>> Begin MATERIAL TO PROCESS

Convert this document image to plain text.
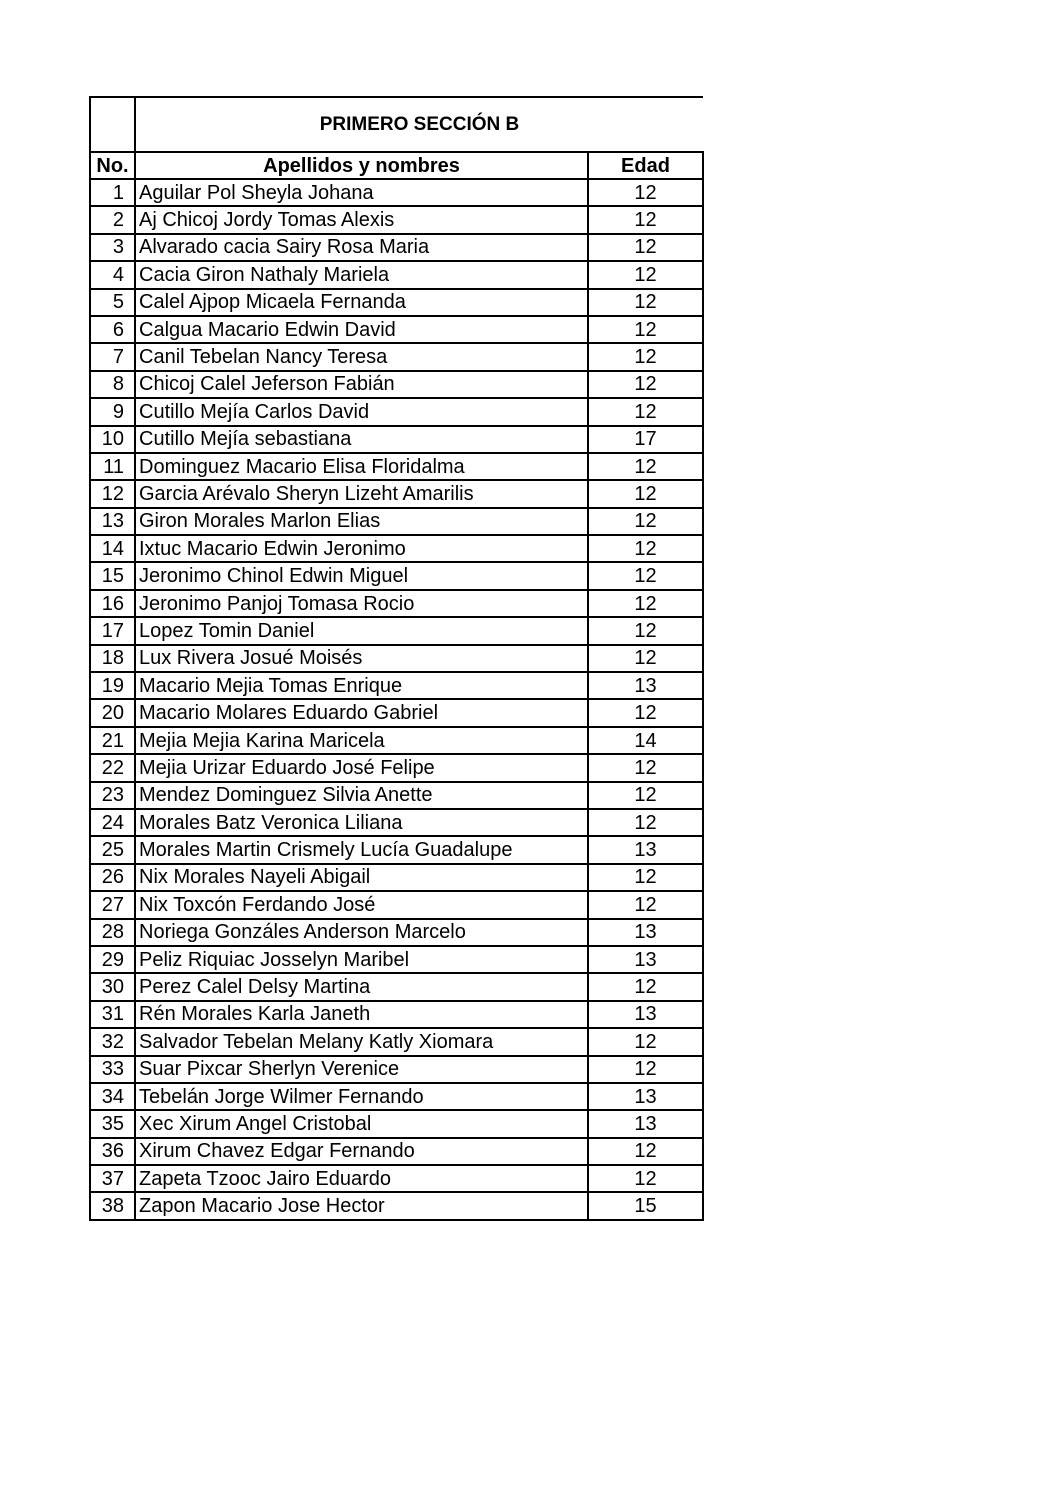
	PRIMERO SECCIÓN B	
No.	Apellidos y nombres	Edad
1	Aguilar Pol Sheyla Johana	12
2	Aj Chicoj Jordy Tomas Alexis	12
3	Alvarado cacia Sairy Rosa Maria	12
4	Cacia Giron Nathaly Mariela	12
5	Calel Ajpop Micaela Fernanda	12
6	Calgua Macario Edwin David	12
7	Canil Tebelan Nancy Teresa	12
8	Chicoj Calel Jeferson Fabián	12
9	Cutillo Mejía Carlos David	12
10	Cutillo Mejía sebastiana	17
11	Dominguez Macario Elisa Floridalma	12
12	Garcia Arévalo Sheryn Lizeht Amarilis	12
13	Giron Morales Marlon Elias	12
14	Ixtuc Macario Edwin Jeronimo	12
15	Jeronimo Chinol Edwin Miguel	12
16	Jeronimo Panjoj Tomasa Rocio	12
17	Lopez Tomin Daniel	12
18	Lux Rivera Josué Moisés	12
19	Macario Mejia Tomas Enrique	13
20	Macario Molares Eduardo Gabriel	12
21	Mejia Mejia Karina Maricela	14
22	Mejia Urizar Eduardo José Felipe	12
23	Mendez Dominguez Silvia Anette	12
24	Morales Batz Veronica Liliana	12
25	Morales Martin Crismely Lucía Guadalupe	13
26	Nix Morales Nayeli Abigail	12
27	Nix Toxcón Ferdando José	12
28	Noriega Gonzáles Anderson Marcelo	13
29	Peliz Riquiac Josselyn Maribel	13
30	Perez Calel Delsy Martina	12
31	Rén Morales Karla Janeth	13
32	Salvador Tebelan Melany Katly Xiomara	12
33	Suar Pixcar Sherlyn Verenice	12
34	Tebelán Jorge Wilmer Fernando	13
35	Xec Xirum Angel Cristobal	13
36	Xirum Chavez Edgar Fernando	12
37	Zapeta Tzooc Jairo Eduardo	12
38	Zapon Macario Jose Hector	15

>> End MATERIAL TO PROCESS

- **WHAT THE TASK ASKS**: Make an exact copy of every record, pictures excluded.

- **OUTPUT BELOW**:
Convert this document image to plain text.
	PRIMERO SECCIÓN B	
No.	Apellidos y nombres	Edad
1	Aguilar Pol Sheyla Johana	12
2	Aj Chicoj Jordy Tomas Alexis	12
3	Alvarado cacia Sairy Rosa Maria	12
4	Cacia Giron Nathaly Mariela	12
5	Calel Ajpop Micaela Fernanda	12
6	Calgua Macario Edwin David	12
7	Canil Tebelan Nancy Teresa	12
8	Chicoj Calel Jeferson Fabián	12
9	Cutillo Mejía Carlos David	12
10	Cutillo Mejía sebastiana	17
11	Dominguez Macario Elisa Floridalma	12
12	Garcia Arévalo Sheryn Lizeht Amarilis	12
13	Giron Morales Marlon Elias	12
14	Ixtuc Macario Edwin Jeronimo	12
15	Jeronimo Chinol Edwin Miguel	12
16	Jeronimo Panjoj Tomasa Rocio	12
17	Lopez Tomin Daniel	12
18	Lux Rivera Josué Moisés	12
19	Macario Mejia Tomas Enrique	13
20	Macario Molares Eduardo Gabriel	12
21	Mejia Mejia Karina Maricela	14
22	Mejia Urizar Eduardo José Felipe	12
23	Mendez Dominguez Silvia Anette	12
24	Morales Batz Veronica Liliana	12
25	Morales Martin Crismely Lucía Guadalupe	13
26	Nix Morales Nayeli Abigail	12
27	Nix Toxcón Ferdando José	12
28	Noriega Gonzáles Anderson Marcelo	13
29	Peliz Riquiac Josselyn Maribel	13
30	Perez Calel Delsy Martina	12
31	Rén Morales Karla Janeth	13
32	Salvador Tebelan Melany Katly Xiomara	12
33	Suar Pixcar Sherlyn Verenice	12
34	Tebelán Jorge Wilmer Fernando	13
35	Xec Xirum Angel Cristobal	13
36	Xirum Chavez Edgar Fernando	12
37	Zapeta Tzooc Jairo Eduardo	12
38	Zapon Macario Jose Hector	15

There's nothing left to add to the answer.